- _WORK INSTRUCTIONS_
Write the material out again exactly.

[Collection entries]
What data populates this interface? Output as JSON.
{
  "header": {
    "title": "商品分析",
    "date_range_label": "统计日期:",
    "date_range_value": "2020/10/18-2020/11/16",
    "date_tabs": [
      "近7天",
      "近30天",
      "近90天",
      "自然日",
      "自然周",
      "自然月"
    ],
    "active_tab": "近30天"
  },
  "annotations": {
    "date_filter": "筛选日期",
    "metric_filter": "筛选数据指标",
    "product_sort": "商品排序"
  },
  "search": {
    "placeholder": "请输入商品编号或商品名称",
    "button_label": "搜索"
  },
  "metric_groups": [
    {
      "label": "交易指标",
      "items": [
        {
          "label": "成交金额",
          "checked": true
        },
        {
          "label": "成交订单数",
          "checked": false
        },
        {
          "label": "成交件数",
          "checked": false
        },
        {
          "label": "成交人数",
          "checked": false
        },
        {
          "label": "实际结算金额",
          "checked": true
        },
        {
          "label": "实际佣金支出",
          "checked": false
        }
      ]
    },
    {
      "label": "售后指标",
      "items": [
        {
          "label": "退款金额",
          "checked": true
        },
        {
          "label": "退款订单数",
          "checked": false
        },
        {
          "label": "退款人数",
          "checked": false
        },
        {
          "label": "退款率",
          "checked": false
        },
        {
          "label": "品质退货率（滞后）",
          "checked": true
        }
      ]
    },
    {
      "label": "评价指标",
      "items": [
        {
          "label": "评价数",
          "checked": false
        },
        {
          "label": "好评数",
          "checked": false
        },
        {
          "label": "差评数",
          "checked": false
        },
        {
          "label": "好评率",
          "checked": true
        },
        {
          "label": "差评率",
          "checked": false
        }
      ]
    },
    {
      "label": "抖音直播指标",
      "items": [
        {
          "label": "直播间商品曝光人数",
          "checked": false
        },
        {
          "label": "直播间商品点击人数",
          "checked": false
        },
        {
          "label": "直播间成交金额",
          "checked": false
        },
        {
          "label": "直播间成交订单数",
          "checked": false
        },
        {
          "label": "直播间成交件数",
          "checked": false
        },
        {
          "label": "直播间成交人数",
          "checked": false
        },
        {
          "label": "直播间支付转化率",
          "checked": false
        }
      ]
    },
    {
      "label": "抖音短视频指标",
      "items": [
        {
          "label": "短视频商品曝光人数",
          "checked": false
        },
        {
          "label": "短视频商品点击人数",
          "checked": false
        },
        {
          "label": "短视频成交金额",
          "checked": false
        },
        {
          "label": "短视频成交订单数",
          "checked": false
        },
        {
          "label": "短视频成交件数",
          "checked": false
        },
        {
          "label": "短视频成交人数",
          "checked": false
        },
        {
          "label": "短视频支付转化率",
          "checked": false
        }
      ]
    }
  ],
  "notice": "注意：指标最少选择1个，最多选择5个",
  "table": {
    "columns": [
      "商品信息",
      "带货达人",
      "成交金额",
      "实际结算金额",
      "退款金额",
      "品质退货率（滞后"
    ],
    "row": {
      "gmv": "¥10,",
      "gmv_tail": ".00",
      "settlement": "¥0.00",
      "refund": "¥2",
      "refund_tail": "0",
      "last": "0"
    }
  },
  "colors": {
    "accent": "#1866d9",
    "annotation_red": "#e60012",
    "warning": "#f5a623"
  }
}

- _FINAL RESULT_
What data populates this interface? Output as JSON.
{
  "header": {
    "title": "商品分析",
    "date_range_label": "统计日期:",
    "date_range_value": "2020/10/18-2020/11/16",
    "date_tabs": [
      "近7天",
      "近30天",
      "近90天",
      "自然日",
      "自然周",
      "自然月"
    ],
    "active_tab": "近30天"
  },
  "annotations": {
    "date_filter": "筛选日期",
    "metric_filter": "筛选数据指标",
    "product_sort": "商品排序"
  },
  "search": {
    "placeholder": "请输入商品编号或商品名称",
    "button_label": "搜索"
  },
  "metric_groups": [
    {
      "label": "交易指标",
      "items": [
        {
          "label": "成交金额",
          "checked": true
        },
        {
          "label": "成交订单数",
          "checked": false
        },
        {
          "label": "成交件数",
          "checked": false
        },
        {
          "label": "成交人数",
          "checked": false
        },
        {
          "label": "实际结算金额",
          "checked": true
        },
        {
          "label": "实际佣金支出",
          "checked": false
        }
      ]
    },
    {
      "label": "售后指标",
      "items": [
        {
          "label": "退款金额",
          "checked": true
        },
        {
          "label": "退款订单数",
          "checked": false
        },
        {
          "label": "退款人数",
          "checked": false
        },
        {
          "label": "退款率",
          "checked": false
        },
        {
          "label": "品质退货率（滞后）",
          "checked": true
        }
      ]
    },
    {
      "label": "评价指标",
      "items": [
        {
          "label": "评价数",
          "checked": false
        },
        {
          "label": "好评数",
          "checked": false
        },
        {
          "label": "差评数",
          "checked": false
        },
        {
          "label": "好评率",
          "checked": true
        },
        {
          "label": "差评率",
          "checked": false
        }
      ]
    },
    {
      "label": "抖音直播指标",
      "items": [
        {
          "label": "直播间商品曝光人数",
          "checked": false
        },
        {
          "label": "直播间商品点击人数",
          "checked": false
        },
        {
          "label": "直播间成交金额",
          "checked": false
        },
        {
          "label": "直播间成交订单数",
          "checked": false
        },
        {
          "label": "直播间成交件数",
          "checked": false
        },
        {
          "label": "直播间成交人数",
          "checked": false
        },
        {
          "label": "直播间支付转化率",
          "checked": false
        }
      ]
    },
    {
      "label": "抖音短视频指标",
      "items": [
        {
          "label": "短视频商品曝光人数",
          "checked": false
        },
        {
          "label": "短视频商品点击人数",
          "checked": false
        },
        {
          "label": "短视频成交金额",
          "checked": false
        },
        {
          "label": "短视频成交订单数",
          "checked": false
        },
        {
          "label": "短视频成交件数",
          "checked": false
        },
        {
          "label": "短视频成交人数",
          "checked": false
        },
        {
          "label": "短视频支付转化率",
          "checked": false
        }
      ]
    }
  ],
  "notice": "注意：指标最少选择1个，最多选择5个",
  "table": {
    "columns": [
      "商品信息",
      "带货达人",
      "成交金额",
      "实际结算金额",
      "退款金额",
      "品质退货率（滞后"
    ],
    "row": {
      "gmv": "¥10,",
      "gmv_tail": ".00",
      "settlement": "¥0.00",
      "refund": "¥2",
      "refund_tail": "0",
      "last": "0"
    }
  },
  "colors": {
    "accent": "#1866d9",
    "annotation_red": "#e60012",
    "warning": "#f5a623"
  }
}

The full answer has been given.